Data records -
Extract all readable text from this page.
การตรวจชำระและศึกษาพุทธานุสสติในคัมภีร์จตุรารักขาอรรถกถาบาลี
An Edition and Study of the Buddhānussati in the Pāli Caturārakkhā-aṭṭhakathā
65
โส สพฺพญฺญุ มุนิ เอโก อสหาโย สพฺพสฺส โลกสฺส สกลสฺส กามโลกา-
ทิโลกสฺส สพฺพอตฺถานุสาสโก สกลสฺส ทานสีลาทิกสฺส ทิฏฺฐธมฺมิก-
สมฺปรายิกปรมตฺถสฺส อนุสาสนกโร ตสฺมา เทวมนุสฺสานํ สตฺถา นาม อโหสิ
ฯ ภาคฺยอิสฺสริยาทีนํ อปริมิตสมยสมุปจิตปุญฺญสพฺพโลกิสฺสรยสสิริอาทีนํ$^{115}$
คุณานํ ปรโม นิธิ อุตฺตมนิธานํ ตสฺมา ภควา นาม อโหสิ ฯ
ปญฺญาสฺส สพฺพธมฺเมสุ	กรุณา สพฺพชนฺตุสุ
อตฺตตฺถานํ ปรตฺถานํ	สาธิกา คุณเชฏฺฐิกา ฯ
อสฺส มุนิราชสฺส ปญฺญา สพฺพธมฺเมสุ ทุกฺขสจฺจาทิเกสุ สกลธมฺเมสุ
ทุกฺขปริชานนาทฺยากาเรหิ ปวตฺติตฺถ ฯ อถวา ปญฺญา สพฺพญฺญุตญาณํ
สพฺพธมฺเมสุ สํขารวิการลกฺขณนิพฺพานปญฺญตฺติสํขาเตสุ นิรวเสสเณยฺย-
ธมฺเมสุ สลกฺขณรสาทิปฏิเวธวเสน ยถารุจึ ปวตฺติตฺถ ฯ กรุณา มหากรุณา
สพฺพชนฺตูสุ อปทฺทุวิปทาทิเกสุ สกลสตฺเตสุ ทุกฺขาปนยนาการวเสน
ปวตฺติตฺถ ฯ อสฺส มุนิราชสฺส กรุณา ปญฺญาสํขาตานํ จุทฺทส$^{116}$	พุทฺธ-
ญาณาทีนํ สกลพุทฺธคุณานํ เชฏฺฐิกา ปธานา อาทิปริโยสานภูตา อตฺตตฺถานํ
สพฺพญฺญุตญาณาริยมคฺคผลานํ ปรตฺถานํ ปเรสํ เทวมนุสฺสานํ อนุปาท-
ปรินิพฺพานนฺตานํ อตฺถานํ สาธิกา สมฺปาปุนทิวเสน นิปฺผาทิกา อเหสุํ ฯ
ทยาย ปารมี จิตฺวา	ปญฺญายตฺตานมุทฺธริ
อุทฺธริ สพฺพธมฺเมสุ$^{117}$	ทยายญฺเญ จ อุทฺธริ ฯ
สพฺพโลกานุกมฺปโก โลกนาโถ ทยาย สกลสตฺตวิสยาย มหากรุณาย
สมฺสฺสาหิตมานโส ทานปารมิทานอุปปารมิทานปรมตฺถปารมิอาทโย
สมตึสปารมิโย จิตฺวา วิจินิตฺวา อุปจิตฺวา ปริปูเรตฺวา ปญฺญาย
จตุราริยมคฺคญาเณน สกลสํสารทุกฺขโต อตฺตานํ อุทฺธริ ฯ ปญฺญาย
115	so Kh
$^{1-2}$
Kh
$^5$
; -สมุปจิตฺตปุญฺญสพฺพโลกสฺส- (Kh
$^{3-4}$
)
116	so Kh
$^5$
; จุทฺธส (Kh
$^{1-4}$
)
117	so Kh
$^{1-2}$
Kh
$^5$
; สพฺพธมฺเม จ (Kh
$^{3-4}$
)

Your instructions -
Give back the whole listing, word for word.

Solution for this exercise -
Extract all readable text from this page.
การตรวจชำระและศึกษาพุทธานุสสติในคัมภีร์จตุรารักขาอรรถกถาบาลี
An Edition and Study of the Buddhānussati in the Pāli Caturārakkhā-aṭṭhakathā
65
โส สพฺพญฺญุ มุนิ เอโก อสหาโย สพฺพสฺส โลกสฺส สกลสฺส กามโลกา-
ทิโลกสฺส สพฺพอตฺถานุสาสโก สกลสฺส ทานสีลาทิกสฺส ทิฏฺฐธมฺมิก-
สมฺปรายิกปรมตฺถสฺส อนุสาสนกโร ตสฺมา เทวมนุสฺสานํ สตฺถา นาม อโหสิ
ฯ ภาคฺยอิสฺสริยาทีนํ อปริมิตสมยสมุปจิตปุญฺญสพฺพโลกิสฺสรยสสิริอาทีนํ$^{115}$
คุณานํ ปรโม นิธิ อุตฺตมนิธานํ ตสฺมา ภควา นาม อโหสิ ฯ
ปญฺญาสฺส สพฺพธมฺเมสุ	กรุณา สพฺพชนฺตุสุ
อตฺตตฺถานํ ปรตฺถานํ	สาธิกา คุณเชฏฺฐิกา ฯ
อสฺส มุนิราชสฺส ปญฺญา สพฺพธมฺเมสุ ทุกฺขสจฺจาทิเกสุ สกลธมฺเมสุ
ทุกฺขปริชานนาทฺยากาเรหิ ปวตฺติตฺถ ฯ อถวา ปญฺญา สพฺพญฺญุตญาณํ
สพฺพธมฺเมสุ สํขารวิการลกฺขณนิพฺพานปญฺญตฺติสํขาเตสุ นิรวเสสเณยฺย-
ธมฺเมสุ สลกฺขณรสาทิปฏิเวธวเสน ยถารุจึ ปวตฺติตฺถ ฯ กรุณา มหากรุณา
สพฺพชนฺตูสุ อปทฺทุวิปทาทิเกสุ สกลสตฺเตสุ ทุกฺขาปนยนาการวเสน
ปวตฺติตฺถ ฯ อสฺส มุนิราชสฺส กรุณา ปญฺญาสํขาตานํ จุทฺทส$^{116}$	พุทฺธ-
ญาณาทีนํ สกลพุทฺธคุณานํ เชฏฺฐิกา ปธานา อาทิปริโยสานภูตา อตฺตตฺถานํ
สพฺพญฺญุตญาณาริยมคฺคผลานํ ปรตฺถานํ ปเรสํ เทวมนุสฺสานํ อนุปาท-
ปรินิพฺพานนฺตานํ อตฺถานํ สาธิกา สมฺปาปุนทิวเสน นิปฺผาทิกา อเหสุํ ฯ
ทยาย ปารมี จิตฺวา	ปญฺญายตฺตานมุทฺธริ
อุทฺธริ สพฺพธมฺเมสุ$^{117}$	ทยายญฺเญ จ อุทฺธริ ฯ
สพฺพโลกานุกมฺปโก โลกนาโถ ทยาย สกลสตฺตวิสยาย มหากรุณาย
สมฺสฺสาหิตมานโส ทานปารมิทานอุปปารมิทานปรมตฺถปารมิอาทโย
สมตึสปารมิโย จิตฺวา วิจินิตฺวา อุปจิตฺวา ปริปูเรตฺวา ปญฺญาย
จตุราริยมคฺคญาเณน สกลสํสารทุกฺขโต อตฺตานํ อุทฺธริ ฯ ปญฺญาย
115	so Kh
$^{1-2}$
Kh
$^5$
; -สมุปจิตฺตปุญฺญสพฺพโลกสฺส- (Kh
$^{3-4}$
)
116	so Kh
$^5$
; จุทฺธส (Kh
$^{1-4}$
)
117	so Kh
$^{1-2}$
Kh
$^5$
; สพฺพธมฺเม จ (Kh
$^{3-4}$
)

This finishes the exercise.